■ TO DO ■
Transcribe the whole listing below without changing a word, but leave out every image.

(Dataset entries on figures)

• • • • •

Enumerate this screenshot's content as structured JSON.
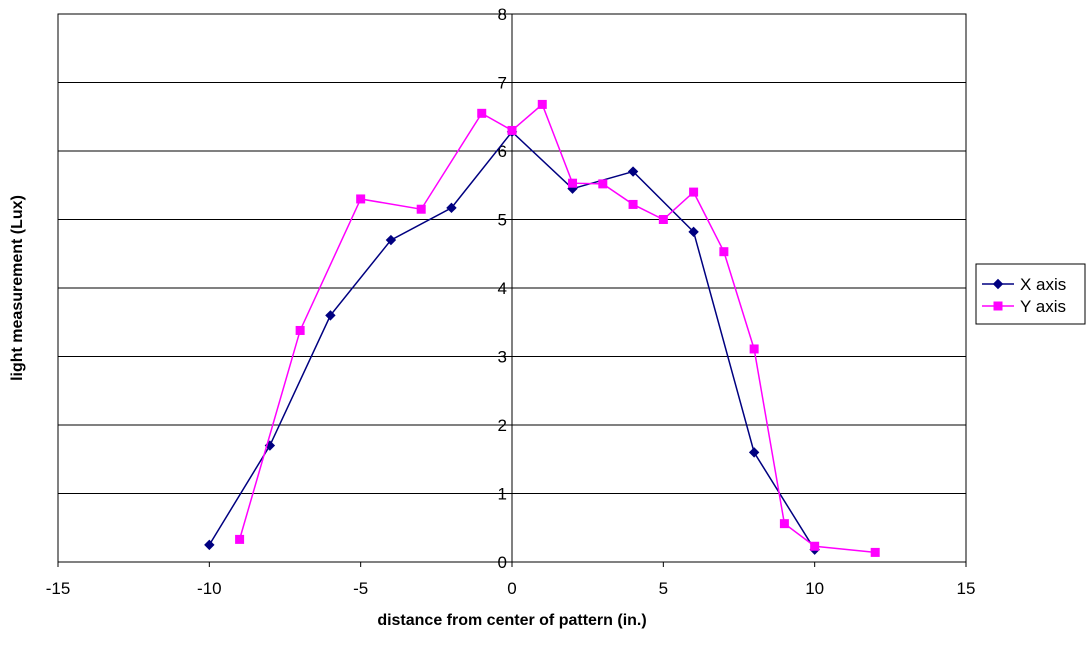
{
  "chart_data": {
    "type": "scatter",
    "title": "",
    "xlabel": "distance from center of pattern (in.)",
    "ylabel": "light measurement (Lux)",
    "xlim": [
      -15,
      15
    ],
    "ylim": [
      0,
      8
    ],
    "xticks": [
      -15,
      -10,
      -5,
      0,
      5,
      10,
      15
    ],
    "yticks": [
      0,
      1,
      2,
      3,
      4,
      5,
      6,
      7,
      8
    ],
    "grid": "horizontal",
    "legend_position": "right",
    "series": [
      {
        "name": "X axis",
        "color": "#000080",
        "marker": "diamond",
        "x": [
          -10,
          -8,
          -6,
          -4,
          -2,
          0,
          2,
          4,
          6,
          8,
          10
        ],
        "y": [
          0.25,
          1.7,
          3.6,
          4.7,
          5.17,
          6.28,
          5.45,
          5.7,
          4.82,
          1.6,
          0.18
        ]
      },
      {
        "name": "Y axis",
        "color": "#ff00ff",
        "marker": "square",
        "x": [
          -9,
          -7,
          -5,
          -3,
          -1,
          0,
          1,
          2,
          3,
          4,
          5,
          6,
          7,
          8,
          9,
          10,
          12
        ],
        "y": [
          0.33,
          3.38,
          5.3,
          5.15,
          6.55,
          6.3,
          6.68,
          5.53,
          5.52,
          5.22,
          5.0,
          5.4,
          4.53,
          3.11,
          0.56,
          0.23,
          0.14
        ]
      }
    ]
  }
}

• • • • •

■ EXERCISE ANSWER ■
Enumerate this screenshot's content as structured JSON.
{
  "chart_data": {
    "type": "scatter",
    "title": "",
    "xlabel": "distance from center of pattern (in.)",
    "ylabel": "light measurement (Lux)",
    "xlim": [
      -15,
      15
    ],
    "ylim": [
      0,
      8
    ],
    "xticks": [
      -15,
      -10,
      -5,
      0,
      5,
      10,
      15
    ],
    "yticks": [
      0,
      1,
      2,
      3,
      4,
      5,
      6,
      7,
      8
    ],
    "grid": "horizontal",
    "legend_position": "right",
    "series": [
      {
        "name": "X axis",
        "color": "#000080",
        "marker": "diamond",
        "x": [
          -10,
          -8,
          -6,
          -4,
          -2,
          0,
          2,
          4,
          6,
          8,
          10
        ],
        "y": [
          0.25,
          1.7,
          3.6,
          4.7,
          5.17,
          6.28,
          5.45,
          5.7,
          4.82,
          1.6,
          0.18
        ]
      },
      {
        "name": "Y axis",
        "color": "#ff00ff",
        "marker": "square",
        "x": [
          -9,
          -7,
          -5,
          -3,
          -1,
          0,
          1,
          2,
          3,
          4,
          5,
          6,
          7,
          8,
          9,
          10,
          12
        ],
        "y": [
          0.33,
          3.38,
          5.3,
          5.15,
          6.55,
          6.3,
          6.68,
          5.53,
          5.52,
          5.22,
          5.0,
          5.4,
          4.53,
          3.11,
          0.56,
          0.23,
          0.14
        ]
      }
    ]
  }
}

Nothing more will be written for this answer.